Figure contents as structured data
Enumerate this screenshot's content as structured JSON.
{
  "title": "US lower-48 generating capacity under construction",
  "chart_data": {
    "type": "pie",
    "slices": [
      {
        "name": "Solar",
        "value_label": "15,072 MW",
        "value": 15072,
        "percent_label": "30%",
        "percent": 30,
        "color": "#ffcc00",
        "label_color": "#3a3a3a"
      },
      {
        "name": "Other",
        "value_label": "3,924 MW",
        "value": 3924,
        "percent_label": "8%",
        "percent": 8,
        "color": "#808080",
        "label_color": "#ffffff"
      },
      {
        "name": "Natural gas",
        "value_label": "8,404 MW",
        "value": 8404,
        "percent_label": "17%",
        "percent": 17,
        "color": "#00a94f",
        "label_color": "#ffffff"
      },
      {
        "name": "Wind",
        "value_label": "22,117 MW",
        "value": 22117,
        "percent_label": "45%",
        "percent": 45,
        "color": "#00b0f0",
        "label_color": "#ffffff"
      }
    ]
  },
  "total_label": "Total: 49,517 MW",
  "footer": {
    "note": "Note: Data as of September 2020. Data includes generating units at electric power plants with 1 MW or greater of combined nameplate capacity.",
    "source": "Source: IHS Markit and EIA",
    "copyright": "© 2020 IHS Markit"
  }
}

* **EXERCISE TASK**:
Print every entry exactly as written.

* **PROBLEM SOLUTION**:
Enumerate this screenshot's content as structured JSON.
{
  "title": "US lower-48 generating capacity under construction",
  "chart_data": {
    "type": "pie",
    "slices": [
      {
        "name": "Solar",
        "value_label": "15,072 MW",
        "value": 15072,
        "percent_label": "30%",
        "percent": 30,
        "color": "#ffcc00",
        "label_color": "#3a3a3a"
      },
      {
        "name": "Other",
        "value_label": "3,924 MW",
        "value": 3924,
        "percent_label": "8%",
        "percent": 8,
        "color": "#808080",
        "label_color": "#ffffff"
      },
      {
        "name": "Natural gas",
        "value_label": "8,404 MW",
        "value": 8404,
        "percent_label": "17%",
        "percent": 17,
        "color": "#00a94f",
        "label_color": "#ffffff"
      },
      {
        "name": "Wind",
        "value_label": "22,117 MW",
        "value": 22117,
        "percent_label": "45%",
        "percent": 45,
        "color": "#00b0f0",
        "label_color": "#ffffff"
      }
    ]
  },
  "total_label": "Total: 49,517 MW",
  "footer": {
    "note": "Note: Data as of September 2020. Data includes generating units at electric power plants with 1 MW or greater of combined nameplate capacity.",
    "source": "Source: IHS Markit and EIA",
    "copyright": "© 2020 IHS Markit"
  }
}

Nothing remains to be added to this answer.